***** TASK INPUT *****

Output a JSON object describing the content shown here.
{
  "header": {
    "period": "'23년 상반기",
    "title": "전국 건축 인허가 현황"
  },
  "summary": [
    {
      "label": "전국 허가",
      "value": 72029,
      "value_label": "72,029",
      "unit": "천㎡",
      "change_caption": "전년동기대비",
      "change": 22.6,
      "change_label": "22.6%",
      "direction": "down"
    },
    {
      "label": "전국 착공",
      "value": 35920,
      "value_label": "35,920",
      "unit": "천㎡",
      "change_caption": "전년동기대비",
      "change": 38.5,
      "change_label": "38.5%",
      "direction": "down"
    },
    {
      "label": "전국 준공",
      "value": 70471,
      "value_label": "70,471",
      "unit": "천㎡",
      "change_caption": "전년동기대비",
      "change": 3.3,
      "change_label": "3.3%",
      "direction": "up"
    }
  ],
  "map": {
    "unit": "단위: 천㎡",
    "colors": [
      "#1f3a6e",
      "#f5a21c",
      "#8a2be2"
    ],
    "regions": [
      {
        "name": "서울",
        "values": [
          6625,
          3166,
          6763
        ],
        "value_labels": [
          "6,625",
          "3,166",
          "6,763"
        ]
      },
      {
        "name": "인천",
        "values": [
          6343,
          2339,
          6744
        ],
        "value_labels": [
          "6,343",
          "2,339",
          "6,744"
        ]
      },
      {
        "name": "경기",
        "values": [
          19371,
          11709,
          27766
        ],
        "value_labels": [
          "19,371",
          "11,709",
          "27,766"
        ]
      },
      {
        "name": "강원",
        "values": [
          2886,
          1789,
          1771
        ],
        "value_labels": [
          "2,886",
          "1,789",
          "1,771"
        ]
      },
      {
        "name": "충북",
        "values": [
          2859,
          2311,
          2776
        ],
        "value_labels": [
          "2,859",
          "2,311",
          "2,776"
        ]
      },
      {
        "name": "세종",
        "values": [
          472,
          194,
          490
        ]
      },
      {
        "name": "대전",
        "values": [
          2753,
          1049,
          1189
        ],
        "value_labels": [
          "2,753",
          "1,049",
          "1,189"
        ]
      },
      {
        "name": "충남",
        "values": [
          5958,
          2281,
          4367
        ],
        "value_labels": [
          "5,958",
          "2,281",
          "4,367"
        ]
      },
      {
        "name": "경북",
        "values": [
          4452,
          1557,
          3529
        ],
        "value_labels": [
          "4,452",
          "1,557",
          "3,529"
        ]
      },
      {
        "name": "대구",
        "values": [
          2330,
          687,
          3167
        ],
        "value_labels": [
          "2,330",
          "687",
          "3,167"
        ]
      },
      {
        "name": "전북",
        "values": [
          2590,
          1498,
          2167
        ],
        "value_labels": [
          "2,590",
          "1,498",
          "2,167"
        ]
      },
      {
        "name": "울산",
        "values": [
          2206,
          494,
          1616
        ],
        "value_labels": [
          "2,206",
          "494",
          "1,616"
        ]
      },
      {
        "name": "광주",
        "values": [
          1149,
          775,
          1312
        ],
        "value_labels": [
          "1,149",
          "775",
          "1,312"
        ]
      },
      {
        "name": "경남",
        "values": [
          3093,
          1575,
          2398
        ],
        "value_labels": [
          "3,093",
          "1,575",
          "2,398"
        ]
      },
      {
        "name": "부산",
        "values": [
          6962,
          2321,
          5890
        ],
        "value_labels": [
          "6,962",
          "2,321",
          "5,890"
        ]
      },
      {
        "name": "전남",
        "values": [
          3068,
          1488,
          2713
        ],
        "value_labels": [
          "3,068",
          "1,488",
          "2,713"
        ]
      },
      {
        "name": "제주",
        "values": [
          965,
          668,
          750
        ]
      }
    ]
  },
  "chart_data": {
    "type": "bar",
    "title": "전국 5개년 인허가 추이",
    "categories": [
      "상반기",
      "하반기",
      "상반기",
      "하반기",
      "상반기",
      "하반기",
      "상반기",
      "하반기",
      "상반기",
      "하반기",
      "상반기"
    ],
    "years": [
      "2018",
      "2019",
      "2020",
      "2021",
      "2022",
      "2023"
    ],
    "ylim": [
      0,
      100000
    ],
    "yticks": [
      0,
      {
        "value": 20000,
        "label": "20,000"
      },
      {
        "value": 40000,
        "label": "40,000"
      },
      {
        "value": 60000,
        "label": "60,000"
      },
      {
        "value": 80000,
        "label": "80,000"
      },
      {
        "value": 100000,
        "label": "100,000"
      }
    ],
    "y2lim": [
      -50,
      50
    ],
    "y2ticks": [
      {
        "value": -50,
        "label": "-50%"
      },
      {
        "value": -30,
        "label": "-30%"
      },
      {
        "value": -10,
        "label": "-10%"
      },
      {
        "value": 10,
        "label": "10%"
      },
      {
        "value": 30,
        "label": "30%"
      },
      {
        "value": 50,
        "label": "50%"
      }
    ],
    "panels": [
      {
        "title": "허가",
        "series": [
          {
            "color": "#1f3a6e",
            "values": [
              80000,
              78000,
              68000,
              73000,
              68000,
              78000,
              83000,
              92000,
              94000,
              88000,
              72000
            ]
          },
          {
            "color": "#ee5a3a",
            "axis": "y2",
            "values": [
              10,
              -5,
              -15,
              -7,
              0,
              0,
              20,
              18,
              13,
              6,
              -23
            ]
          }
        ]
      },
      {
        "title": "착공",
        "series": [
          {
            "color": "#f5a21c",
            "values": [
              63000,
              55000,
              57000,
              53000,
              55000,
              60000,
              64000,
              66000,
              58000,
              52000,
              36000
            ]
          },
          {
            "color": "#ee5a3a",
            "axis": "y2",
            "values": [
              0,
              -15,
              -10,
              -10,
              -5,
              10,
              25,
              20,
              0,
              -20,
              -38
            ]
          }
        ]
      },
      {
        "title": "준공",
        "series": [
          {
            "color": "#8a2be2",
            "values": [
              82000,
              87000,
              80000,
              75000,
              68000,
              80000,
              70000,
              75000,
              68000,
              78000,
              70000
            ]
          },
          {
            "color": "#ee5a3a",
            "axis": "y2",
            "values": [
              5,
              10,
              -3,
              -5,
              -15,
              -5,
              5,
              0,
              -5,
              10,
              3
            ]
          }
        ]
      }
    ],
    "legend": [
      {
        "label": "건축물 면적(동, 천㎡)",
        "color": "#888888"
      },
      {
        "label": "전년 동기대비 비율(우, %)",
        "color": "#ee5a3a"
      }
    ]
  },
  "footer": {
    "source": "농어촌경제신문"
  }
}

*****

WORK TO DO -> Would you copy out each line exactly as written?

TASK RESPONSE ->
Output a JSON object describing the content shown here.
{
  "header": {
    "period": "'23년 상반기",
    "title": "전국 건축 인허가 현황"
  },
  "summary": [
    {
      "label": "전국 허가",
      "value": 72029,
      "value_label": "72,029",
      "unit": "천㎡",
      "change_caption": "전년동기대비",
      "change": 22.6,
      "change_label": "22.6%",
      "direction": "down"
    },
    {
      "label": "전국 착공",
      "value": 35920,
      "value_label": "35,920",
      "unit": "천㎡",
      "change_caption": "전년동기대비",
      "change": 38.5,
      "change_label": "38.5%",
      "direction": "down"
    },
    {
      "label": "전국 준공",
      "value": 70471,
      "value_label": "70,471",
      "unit": "천㎡",
      "change_caption": "전년동기대비",
      "change": 3.3,
      "change_label": "3.3%",
      "direction": "up"
    }
  ],
  "map": {
    "unit": "단위: 천㎡",
    "colors": [
      "#1f3a6e",
      "#f5a21c",
      "#8a2be2"
    ],
    "regions": [
      {
        "name": "서울",
        "values": [
          6625,
          3166,
          6763
        ],
        "value_labels": [
          "6,625",
          "3,166",
          "6,763"
        ]
      },
      {
        "name": "인천",
        "values": [
          6343,
          2339,
          6744
        ],
        "value_labels": [
          "6,343",
          "2,339",
          "6,744"
        ]
      },
      {
        "name": "경기",
        "values": [
          19371,
          11709,
          27766
        ],
        "value_labels": [
          "19,371",
          "11,709",
          "27,766"
        ]
      },
      {
        "name": "강원",
        "values": [
          2886,
          1789,
          1771
        ],
        "value_labels": [
          "2,886",
          "1,789",
          "1,771"
        ]
      },
      {
        "name": "충북",
        "values": [
          2859,
          2311,
          2776
        ],
        "value_labels": [
          "2,859",
          "2,311",
          "2,776"
        ]
      },
      {
        "name": "세종",
        "values": [
          472,
          194,
          490
        ]
      },
      {
        "name": "대전",
        "values": [
          2753,
          1049,
          1189
        ],
        "value_labels": [
          "2,753",
          "1,049",
          "1,189"
        ]
      },
      {
        "name": "충남",
        "values": [
          5958,
          2281,
          4367
        ],
        "value_labels": [
          "5,958",
          "2,281",
          "4,367"
        ]
      },
      {
        "name": "경북",
        "values": [
          4452,
          1557,
          3529
        ],
        "value_labels": [
          "4,452",
          "1,557",
          "3,529"
        ]
      },
      {
        "name": "대구",
        "values": [
          2330,
          687,
          3167
        ],
        "value_labels": [
          "2,330",
          "687",
          "3,167"
        ]
      },
      {
        "name": "전북",
        "values": [
          2590,
          1498,
          2167
        ],
        "value_labels": [
          "2,590",
          "1,498",
          "2,167"
        ]
      },
      {
        "name": "울산",
        "values": [
          2206,
          494,
          1616
        ],
        "value_labels": [
          "2,206",
          "494",
          "1,616"
        ]
      },
      {
        "name": "광주",
        "values": [
          1149,
          775,
          1312
        ],
        "value_labels": [
          "1,149",
          "775",
          "1,312"
        ]
      },
      {
        "name": "경남",
        "values": [
          3093,
          1575,
          2398
        ],
        "value_labels": [
          "3,093",
          "1,575",
          "2,398"
        ]
      },
      {
        "name": "부산",
        "values": [
          6962,
          2321,
          5890
        ],
        "value_labels": [
          "6,962",
          "2,321",
          "5,890"
        ]
      },
      {
        "name": "전남",
        "values": [
          3068,
          1488,
          2713
        ],
        "value_labels": [
          "3,068",
          "1,488",
          "2,713"
        ]
      },
      {
        "name": "제주",
        "values": [
          965,
          668,
          750
        ]
      }
    ]
  },
  "chart_data": {
    "type": "bar",
    "title": "전국 5개년 인허가 추이",
    "categories": [
      "상반기",
      "하반기",
      "상반기",
      "하반기",
      "상반기",
      "하반기",
      "상반기",
      "하반기",
      "상반기",
      "하반기",
      "상반기"
    ],
    "years": [
      "2018",
      "2019",
      "2020",
      "2021",
      "2022",
      "2023"
    ],
    "ylim": [
      0,
      100000
    ],
    "yticks": [
      0,
      {
        "value": 20000,
        "label": "20,000"
      },
      {
        "value": 40000,
        "label": "40,000"
      },
      {
        "value": 60000,
        "label": "60,000"
      },
      {
        "value": 80000,
        "label": "80,000"
      },
      {
        "value": 100000,
        "label": "100,000"
      }
    ],
    "y2lim": [
      -50,
      50
    ],
    "y2ticks": [
      {
        "value": -50,
        "label": "-50%"
      },
      {
        "value": -30,
        "label": "-30%"
      },
      {
        "value": -10,
        "label": "-10%"
      },
      {
        "value": 10,
        "label": "10%"
      },
      {
        "value": 30,
        "label": "30%"
      },
      {
        "value": 50,
        "label": "50%"
      }
    ],
    "panels": [
      {
        "title": "허가",
        "series": [
          {
            "color": "#1f3a6e",
            "values": [
              80000,
              78000,
              68000,
              73000,
              68000,
              78000,
              83000,
              92000,
              94000,
              88000,
              72000
            ]
          },
          {
            "color": "#ee5a3a",
            "axis": "y2",
            "values": [
              10,
              -5,
              -15,
              -7,
              0,
              0,
              20,
              18,
              13,
              6,
              -23
            ]
          }
        ]
      },
      {
        "title": "착공",
        "series": [
          {
            "color": "#f5a21c",
            "values": [
              63000,
              55000,
              57000,
              53000,
              55000,
              60000,
              64000,
              66000,
              58000,
              52000,
              36000
            ]
          },
          {
            "color": "#ee5a3a",
            "axis": "y2",
            "values": [
              0,
              -15,
              -10,
              -10,
              -5,
              10,
              25,
              20,
              0,
              -20,
              -38
            ]
          }
        ]
      },
      {
        "title": "준공",
        "series": [
          {
            "color": "#8a2be2",
            "values": [
              82000,
              87000,
              80000,
              75000,
              68000,
              80000,
              70000,
              75000,
              68000,
              78000,
              70000
            ]
          },
          {
            "color": "#ee5a3a",
            "axis": "y2",
            "values": [
              5,
              10,
              -3,
              -5,
              -15,
              -5,
              5,
              0,
              -5,
              10,
              3
            ]
          }
        ]
      }
    ],
    "legend": [
      {
        "label": "건축물 면적(동, 천㎡)",
        "color": "#888888"
      },
      {
        "label": "전년 동기대비 비율(우, %)",
        "color": "#ee5a3a"
      }
    ]
  },
  "footer": {
    "source": "농어촌경제신문"
  }
}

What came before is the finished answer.